++++ Information provided

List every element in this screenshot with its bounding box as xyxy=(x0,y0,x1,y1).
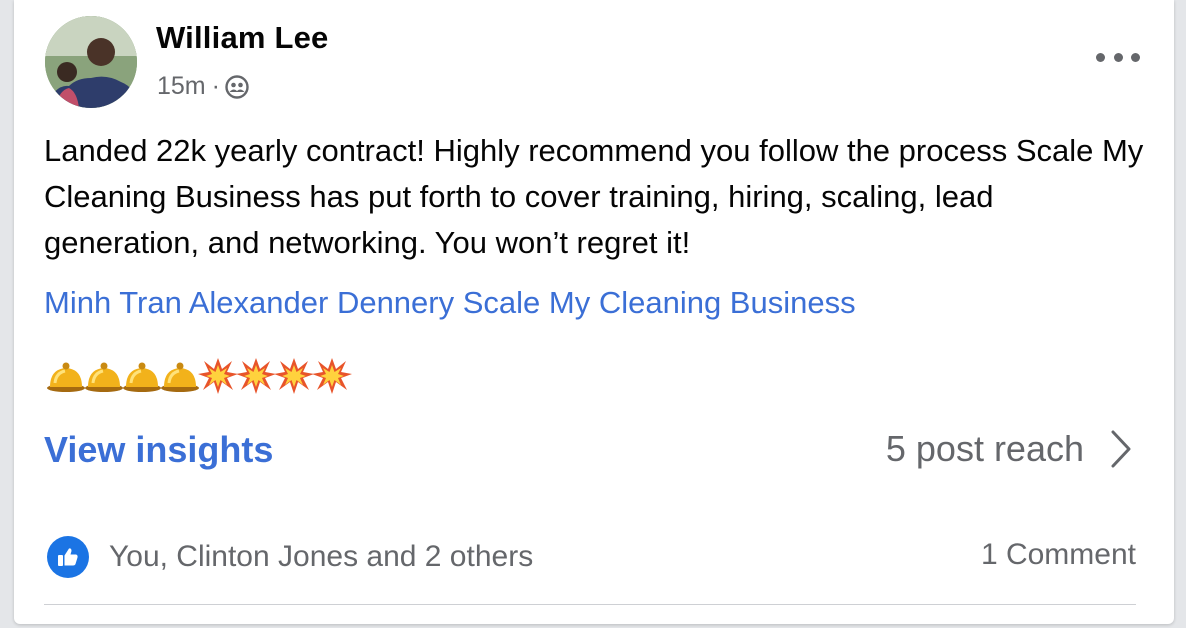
post-meta: 15m · xyxy=(157,72,249,101)
bell-icon xyxy=(121,359,161,393)
post-reach-label: 5 post reach xyxy=(885,428,1084,469)
post-text: Landed 22k yearly contract! Highly recom… xyxy=(44,133,1144,260)
author-avatar[interactable] xyxy=(45,16,137,108)
bell-icon xyxy=(83,359,123,393)
reaction-summary[interactable]: You, Clinton Jones and 2 others xyxy=(47,536,533,578)
tagged-people[interactable]: Minh Tran Alexander Dennery Scale My Cle… xyxy=(44,285,856,321)
collision-icon xyxy=(197,357,238,395)
emoji-row xyxy=(45,357,352,395)
collision-icon xyxy=(273,357,314,395)
bell-icon xyxy=(159,359,199,393)
comment-count[interactable]: 1 Comment xyxy=(981,538,1136,572)
view-insights-link[interactable]: View insights xyxy=(44,429,273,471)
like-icon xyxy=(47,536,89,578)
post-time[interactable]: 15m xyxy=(157,72,206,101)
bell-icon xyxy=(45,359,85,393)
friends-icon[interactable] xyxy=(225,74,249,99)
author-name[interactable]: William Lee xyxy=(156,20,328,56)
post-reach-button[interactable]: 5 post reach xyxy=(886,428,1132,470)
reaction-names: You, Clinton Jones and 2 others xyxy=(109,540,534,573)
post-card: William Lee 15m · Landed 22k yearly cont… xyxy=(14,0,1174,624)
chevron-right-icon xyxy=(1084,429,1132,469)
divider xyxy=(44,604,1136,605)
collision-icon xyxy=(311,357,352,395)
meta-separator: · xyxy=(211,72,220,100)
collision-icon xyxy=(235,357,276,395)
more-options-icon[interactable] xyxy=(1096,43,1140,71)
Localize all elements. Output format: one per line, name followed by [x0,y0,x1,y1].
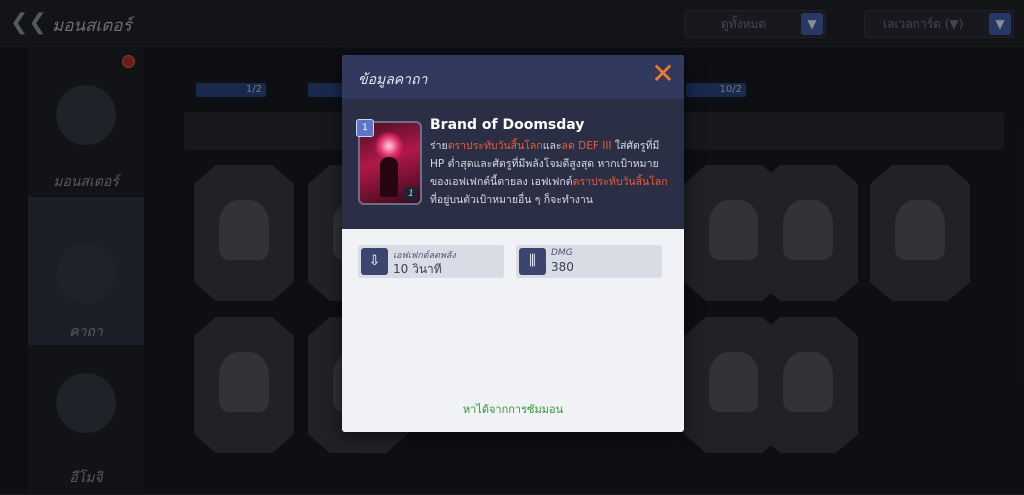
spell-description: ร่ายตราประทับวันสิ้นโลกและลด DEF III ใส่… [430,140,668,206]
stat-damage: ⫼ DMG 380 [516,245,662,278]
stat-value: 380 [551,260,574,274]
close-icon[interactable]: ✕ [650,60,676,88]
debuff-timer-icon: ⇩ [361,248,388,275]
spell-info-modal: ข้อมูลคาถา ✕ 1 1 Brand of Doomsday ร่ายต… [342,55,684,432]
spell-art-figure [380,157,398,197]
spell-info-panel: 1 1 Brand of Doomsday ร่ายตราประทับวันสิ… [342,99,684,229]
obtain-source-text: หาได้จากการซัมมอน [462,403,564,416]
stat-value: 10 วินาที [393,262,442,276]
stat-label: DMG [551,248,573,258]
stat-debuff-duration: ⇩ เอฟเฟกต์ลดพลัง 10 วินาที [358,245,504,278]
spell-card-image: 1 1 [356,119,422,205]
card-level-badge: 1 [356,119,374,137]
modal-title: ข้อมูลคาถา [358,72,428,88]
modal-header: ข้อมูลคาถา ✕ [342,55,684,99]
card-cost-badge: 1 [404,187,418,201]
spell-name: Brand of Doomsday [430,117,585,133]
damage-icon: ⫼ [519,248,546,275]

++++++++

- [Given request] Format the listing above as a JSON list of strings with one string per line, leaving out blank lines and the picture placeholders.

- [Result of the exercise]
[
  "List every element in this screenshot with its bounding box as xyxy=(x0,y0,x1,y1).",
  "post-meta: 15m · xyxy=(157,72,249,101)",
  "bell-icon xyxy=(121,359,161,393)",
  "post-reach-label: 5 post reach xyxy=(885,428,1084,469)",
  "post-text: Landed 22k yearly contract! Highly recom… xyxy=(44,133,1144,260)",
  "author-avatar[interactable] xyxy=(45,16,137,108)",
  "bell-icon xyxy=(83,359,123,393)",
  "reaction-summary[interactable]: You, Clinton Jones and 2 others xyxy=(47,536,533,578)",
  "tagged-people[interactable]: Minh Tran Alexander Dennery Scale My Cle… xyxy=(44,285,856,321)",
  "collision-icon xyxy=(197,357,238,395)",
  "emoji-row xyxy=(45,357,352,395)",
  "collision-icon xyxy=(273,357,314,395)",
  "bell-icon xyxy=(159,359,199,393)",
  "comment-count[interactable]: 1 Comment xyxy=(981,538,1136,572)",
  "view-insights-link[interactable]: View insights xyxy=(44,429,273,471)",
  "like-icon xyxy=(47,536,89,578)",
  "post-time[interactable]: 15m xyxy=(157,72,206,101)",
  "bell-icon xyxy=(45,359,85,393)",
  "friends-icon[interactable] xyxy=(225,74,249,99)",
  "author-name[interactable]: William Lee xyxy=(156,20,328,56)",
  "post-reach-button[interactable]: 5 post reach xyxy=(886,428,1132,470)",
  "reaction-names: You, Clinton Jones and 2 others xyxy=(109,540,534,573)",
  "post-card: William Lee 15m · Landed 22k yearly cont… xyxy=(14,0,1174,624)",
  "chevron-right-icon xyxy=(1084,429,1132,469)",
  "divider xyxy=(44,604,1136,605)",
  "collision-icon xyxy=(311,357,352,395)",
  "meta-separator: · xyxy=(211,72,220,100)",
  "collision-icon xyxy=(235,357,276,395)",
  "more-options-icon[interactable] xyxy=(1096,43,1140,71)",
  "Localize all elements. Output format: one per line, name followed by [x0,y0,x1,y1].",
  "spell-description: ร่ายตราประทับวันสิ้นโลกและลด DEF III ใส่… [430,140,668,206]",
  "stat-damage: ⫼ DMG 380 [516,245,662,278]",
  "stat-value: 380 [551,260,574,274]",
  "close-icon[interactable]: ✕ [650,60,676,88]",
  "debuff-timer-icon: ⇩ [361,248,388,275]",
  "spell-info-modal: ข้อมูลคาถา ✕ 1 1 Brand of Doomsday ร่ายต… [342,55,684,432]",
  "spell-art-figure [380,157,398,197]",
  "spell-info-panel: 1 1 Brand of Doomsday ร่ายตราประทับวันสิ… [342,99,684,229]",
  "obtain-source-text: หาได้จากการซัมมอน [462,403,564,416]",
  "stat-value: 10 วินาที [393,262,442,276]",
  "stat-label: DMG [551,248,573,258]",
  "stat-debuff-duration: ⇩ เอฟเฟกต์ลดพลัง 10 วินาที [358,245,504,278]",
  "spell-card-image: 1 1 [356,119,422,205]",
  "card-level-badge: 1 [356,119,374,137]",
  "modal-title: ข้อมูลคาถา [358,72,428,88]",
  "modal-header: ข้อมูลคาถา ✕ [342,55,684,99]",
  "card-cost-badge: 1 [404,187,418,201]",
  "spell-name: Brand of Doomsday [430,117,585,133]",
  "damage-icon: ⫼ [519,248,546,275]"
]